#### [GOAL]
Reproduce every entry exactly, without alteration.

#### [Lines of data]
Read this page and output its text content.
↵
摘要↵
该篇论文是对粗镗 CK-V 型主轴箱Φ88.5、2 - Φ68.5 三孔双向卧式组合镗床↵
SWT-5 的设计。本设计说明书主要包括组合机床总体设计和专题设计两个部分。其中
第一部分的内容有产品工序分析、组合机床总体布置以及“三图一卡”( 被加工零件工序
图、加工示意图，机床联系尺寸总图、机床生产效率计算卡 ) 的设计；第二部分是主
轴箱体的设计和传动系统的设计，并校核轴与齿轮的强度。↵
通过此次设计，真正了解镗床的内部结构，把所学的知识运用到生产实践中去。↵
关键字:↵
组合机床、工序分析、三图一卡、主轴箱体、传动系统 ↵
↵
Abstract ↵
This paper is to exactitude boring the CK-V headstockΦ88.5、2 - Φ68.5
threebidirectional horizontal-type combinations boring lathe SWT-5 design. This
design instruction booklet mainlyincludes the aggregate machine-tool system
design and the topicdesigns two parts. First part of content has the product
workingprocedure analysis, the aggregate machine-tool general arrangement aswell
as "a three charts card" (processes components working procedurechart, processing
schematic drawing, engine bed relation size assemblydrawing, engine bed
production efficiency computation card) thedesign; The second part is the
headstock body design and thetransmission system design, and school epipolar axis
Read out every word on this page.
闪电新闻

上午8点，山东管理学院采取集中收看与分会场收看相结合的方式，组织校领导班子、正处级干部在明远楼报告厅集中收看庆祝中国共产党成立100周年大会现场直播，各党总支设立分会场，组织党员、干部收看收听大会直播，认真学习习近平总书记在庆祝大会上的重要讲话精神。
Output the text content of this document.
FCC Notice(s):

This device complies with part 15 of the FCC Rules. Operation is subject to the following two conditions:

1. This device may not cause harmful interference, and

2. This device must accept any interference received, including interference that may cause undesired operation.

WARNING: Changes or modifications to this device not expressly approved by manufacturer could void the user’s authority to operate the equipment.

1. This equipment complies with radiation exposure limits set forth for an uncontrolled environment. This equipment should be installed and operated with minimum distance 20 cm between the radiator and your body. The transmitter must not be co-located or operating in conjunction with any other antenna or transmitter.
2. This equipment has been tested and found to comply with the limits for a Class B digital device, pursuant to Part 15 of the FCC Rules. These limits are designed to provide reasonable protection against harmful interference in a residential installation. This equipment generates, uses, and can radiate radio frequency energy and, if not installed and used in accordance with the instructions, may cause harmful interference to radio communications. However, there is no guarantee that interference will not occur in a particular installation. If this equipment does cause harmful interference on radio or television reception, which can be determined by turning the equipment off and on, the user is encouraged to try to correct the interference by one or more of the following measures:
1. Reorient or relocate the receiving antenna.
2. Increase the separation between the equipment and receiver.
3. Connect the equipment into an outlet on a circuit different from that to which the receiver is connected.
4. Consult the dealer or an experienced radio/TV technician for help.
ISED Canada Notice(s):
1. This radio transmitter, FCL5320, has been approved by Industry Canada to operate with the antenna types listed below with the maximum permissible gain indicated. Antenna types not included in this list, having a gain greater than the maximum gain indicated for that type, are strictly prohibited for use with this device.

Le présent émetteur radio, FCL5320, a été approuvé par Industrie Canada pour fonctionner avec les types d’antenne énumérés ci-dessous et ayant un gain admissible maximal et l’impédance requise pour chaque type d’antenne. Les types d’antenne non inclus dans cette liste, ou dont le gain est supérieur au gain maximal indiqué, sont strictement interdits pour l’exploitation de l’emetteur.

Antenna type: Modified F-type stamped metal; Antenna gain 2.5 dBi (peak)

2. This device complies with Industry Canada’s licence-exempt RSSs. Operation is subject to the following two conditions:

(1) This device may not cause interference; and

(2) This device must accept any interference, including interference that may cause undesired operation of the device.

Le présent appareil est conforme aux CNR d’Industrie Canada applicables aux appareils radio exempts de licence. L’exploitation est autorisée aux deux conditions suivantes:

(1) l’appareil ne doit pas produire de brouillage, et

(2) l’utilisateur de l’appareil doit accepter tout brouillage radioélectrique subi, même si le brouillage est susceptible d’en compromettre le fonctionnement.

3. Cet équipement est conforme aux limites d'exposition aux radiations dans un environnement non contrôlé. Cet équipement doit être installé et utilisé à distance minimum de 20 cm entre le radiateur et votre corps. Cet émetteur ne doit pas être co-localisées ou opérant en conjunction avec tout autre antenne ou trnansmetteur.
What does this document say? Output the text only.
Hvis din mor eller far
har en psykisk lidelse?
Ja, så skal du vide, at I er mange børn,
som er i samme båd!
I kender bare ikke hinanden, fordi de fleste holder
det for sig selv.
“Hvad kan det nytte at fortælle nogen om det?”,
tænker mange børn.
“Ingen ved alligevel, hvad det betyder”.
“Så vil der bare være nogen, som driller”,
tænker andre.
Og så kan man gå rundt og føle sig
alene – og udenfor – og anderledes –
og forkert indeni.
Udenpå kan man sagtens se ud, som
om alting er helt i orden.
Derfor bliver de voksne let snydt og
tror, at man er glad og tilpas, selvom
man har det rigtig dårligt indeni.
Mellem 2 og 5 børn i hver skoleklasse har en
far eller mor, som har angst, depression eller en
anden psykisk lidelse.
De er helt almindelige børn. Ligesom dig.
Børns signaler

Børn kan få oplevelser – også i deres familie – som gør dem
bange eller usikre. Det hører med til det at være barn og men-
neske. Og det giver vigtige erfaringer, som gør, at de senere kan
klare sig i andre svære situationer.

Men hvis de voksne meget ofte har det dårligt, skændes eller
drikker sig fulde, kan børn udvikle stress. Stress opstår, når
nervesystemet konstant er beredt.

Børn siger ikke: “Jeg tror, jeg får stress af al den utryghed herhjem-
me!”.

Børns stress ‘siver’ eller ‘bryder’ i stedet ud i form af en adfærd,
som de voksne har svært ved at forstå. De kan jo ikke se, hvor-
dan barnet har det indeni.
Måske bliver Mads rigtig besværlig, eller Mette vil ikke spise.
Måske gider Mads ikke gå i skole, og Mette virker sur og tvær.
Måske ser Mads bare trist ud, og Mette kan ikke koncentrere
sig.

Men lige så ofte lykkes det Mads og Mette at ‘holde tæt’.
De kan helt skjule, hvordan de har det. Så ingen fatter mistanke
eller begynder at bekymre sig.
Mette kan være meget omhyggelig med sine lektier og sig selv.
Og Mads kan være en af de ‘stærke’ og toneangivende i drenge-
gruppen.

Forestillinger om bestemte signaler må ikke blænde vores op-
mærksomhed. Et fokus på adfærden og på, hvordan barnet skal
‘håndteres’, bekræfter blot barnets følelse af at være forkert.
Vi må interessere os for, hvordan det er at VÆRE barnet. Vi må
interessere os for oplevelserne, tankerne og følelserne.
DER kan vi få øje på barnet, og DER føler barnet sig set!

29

#### [SOLUTION]
Read this page and output its text content.
↵
摘要↵
该篇论文是对粗镗 CK-V 型主轴箱Φ88.5、2 - Φ68.5 三孔双向卧式组合镗床↵
SWT-5 的设计。本设计说明书主要包括组合机床总体设计和专题设计两个部分。其中
第一部分的内容有产品工序分析、组合机床总体布置以及“三图一卡”( 被加工零件工序
图、加工示意图，机床联系尺寸总图、机床生产效率计算卡 ) 的设计；第二部分是主
轴箱体的设计和传动系统的设计，并校核轴与齿轮的强度。↵
通过此次设计，真正了解镗床的内部结构，把所学的知识运用到生产实践中去。↵
关键字:↵
组合机床、工序分析、三图一卡、主轴箱体、传动系统 ↵
↵
Abstract ↵
This paper is to exactitude boring the CK-V headstockΦ88.5、2 - Φ68.5
threebidirectional horizontal-type combinations boring lathe SWT-5 design. This
design instruction booklet mainlyincludes the aggregate machine-tool system
design and the topicdesigns two parts. First part of content has the product
workingprocedure analysis, the aggregate machine-tool general arrangement aswell
as "a three charts card" (processes components working procedurechart, processing
schematic drawing, engine bed relation size assemblydrawing, engine bed
production efficiency computation card) thedesign; The second part is the
headstock body design and thetransmission system design, and school epipolar axis
Read out every word on this page.
闪电新闻

上午8点，山东管理学院采取集中收看与分会场收看相结合的方式，组织校领导班子、正处级干部在明远楼报告厅集中收看庆祝中国共产党成立100周年大会现场直播，各党总支设立分会场，组织党员、干部收看收听大会直播，认真学习习近平总书记在庆祝大会上的重要讲话精神。
Output the text content of this document.
FCC Notice(s):

This device complies with part 15 of the FCC Rules. Operation is subject to the following two conditions:

1. This device may not cause harmful interference, and

2. This device must accept any interference received, including interference that may cause undesired operation.

WARNING: Changes or modifications to this device not expressly approved by manufacturer could void the user’s authority to operate the equipment.

1. This equipment complies with radiation exposure limits set forth for an uncontrolled environment. This equipment should be installed and operated with minimum distance 20 cm between the radiator and your body. The transmitter must not be co-located or operating in conjunction with any other antenna or transmitter.
2. This equipment has been tested and found to comply with the limits for a Class B digital device, pursuant to Part 15 of the FCC Rules. These limits are designed to provide reasonable protection against harmful interference in a residential installation. This equipment generates, uses, and can radiate radio frequency energy and, if not installed and used in accordance with the instructions, may cause harmful interference to radio communications. However, there is no guarantee that interference will not occur in a particular installation. If this equipment does cause harmful interference on radio or television reception, which can be determined by turning the equipment off and on, the user is encouraged to try to correct the interference by one or more of the following measures:
1. Reorient or relocate the receiving antenna.
2. Increase the separation between the equipment and receiver.
3. Connect the equipment into an outlet on a circuit different from that to which the receiver is connected.
4. Consult the dealer or an experienced radio/TV technician for help.
ISED Canada Notice(s):
1. This radio transmitter, FCL5320, has been approved by Industry Canada to operate with the antenna types listed below with the maximum permissible gain indicated. Antenna types not included in this list, having a gain greater than the maximum gain indicated for that type, are strictly prohibited for use with this device.

Le présent émetteur radio, FCL5320, a été approuvé par Industrie Canada pour fonctionner avec les types d’antenne énumérés ci-dessous et ayant un gain admissible maximal et l’impédance requise pour chaque type d’antenne. Les types d’antenne non inclus dans cette liste, ou dont le gain est supérieur au gain maximal indiqué, sont strictement interdits pour l’exploitation de l’emetteur.

Antenna type: Modified F-type stamped metal; Antenna gain 2.5 dBi (peak)

2. This device complies with Industry Canada’s licence-exempt RSSs. Operation is subject to the following two conditions:

(1) This device may not cause interference; and

(2) This device must accept any interference, including interference that may cause undesired operation of the device.

Le présent appareil est conforme aux CNR d’Industrie Canada applicables aux appareils radio exempts de licence. L’exploitation est autorisée aux deux conditions suivantes:

(1) l’appareil ne doit pas produire de brouillage, et

(2) l’utilisateur de l’appareil doit accepter tout brouillage radioélectrique subi, même si le brouillage est susceptible d’en compromettre le fonctionnement.

3. Cet équipement est conforme aux limites d'exposition aux radiations dans un environnement non contrôlé. Cet équipement doit être installé et utilisé à distance minimum de 20 cm entre le radiateur et votre corps. Cet émetteur ne doit pas être co-localisées ou opérant en conjunction avec tout autre antenne ou trnansmetteur.
What does this document say? Output the text only.
Hvis din mor eller far
har en psykisk lidelse?
Ja, så skal du vide, at I er mange børn,
som er i samme båd!
I kender bare ikke hinanden, fordi de fleste holder
det for sig selv.
“Hvad kan det nytte at fortælle nogen om det?”,
tænker mange børn.
“Ingen ved alligevel, hvad det betyder”.
“Så vil der bare være nogen, som driller”,
tænker andre.
Og så kan man gå rundt og føle sig
alene – og udenfor – og anderledes –
og forkert indeni.
Udenpå kan man sagtens se ud, som
om alting er helt i orden.
Derfor bliver de voksne let snydt og
tror, at man er glad og tilpas, selvom
man har det rigtig dårligt indeni.
Mellem 2 og 5 børn i hver skoleklasse har en
far eller mor, som har angst, depression eller en
anden psykisk lidelse.
De er helt almindelige børn. Ligesom dig.
Børns signaler

Børn kan få oplevelser – også i deres familie – som gør dem
bange eller usikre. Det hører med til det at være barn og men-
neske. Og det giver vigtige erfaringer, som gør, at de senere kan
klare sig i andre svære situationer.

Men hvis de voksne meget ofte har det dårligt, skændes eller
drikker sig fulde, kan børn udvikle stress. Stress opstår, når
nervesystemet konstant er beredt.

Børn siger ikke: “Jeg tror, jeg får stress af al den utryghed herhjem-
me!”.

Børns stress ‘siver’ eller ‘bryder’ i stedet ud i form af en adfærd,
som de voksne har svært ved at forstå. De kan jo ikke se, hvor-
dan barnet har det indeni.
Måske bliver Mads rigtig besværlig, eller Mette vil ikke spise.
Måske gider Mads ikke gå i skole, og Mette virker sur og tvær.
Måske ser Mads bare trist ud, og Mette kan ikke koncentrere
sig.

Men lige så ofte lykkes det Mads og Mette at ‘holde tæt’.
De kan helt skjule, hvordan de har det. Så ingen fatter mistanke
eller begynder at bekymre sig.
Mette kan være meget omhyggelig med sine lektier og sig selv.
Og Mads kan være en af de ‘stærke’ og toneangivende i drenge-
gruppen.

Forestillinger om bestemte signaler må ikke blænde vores op-
mærksomhed. Et fokus på adfærden og på, hvordan barnet skal
‘håndteres’, bekræfter blot barnets følelse af at være forkert.
Vi må interessere os for, hvordan det er at VÆRE barnet. Vi må
interessere os for oplevelserne, tankerne og følelserne.
DER kan vi få øje på barnet, og DER føler barnet sig set!

29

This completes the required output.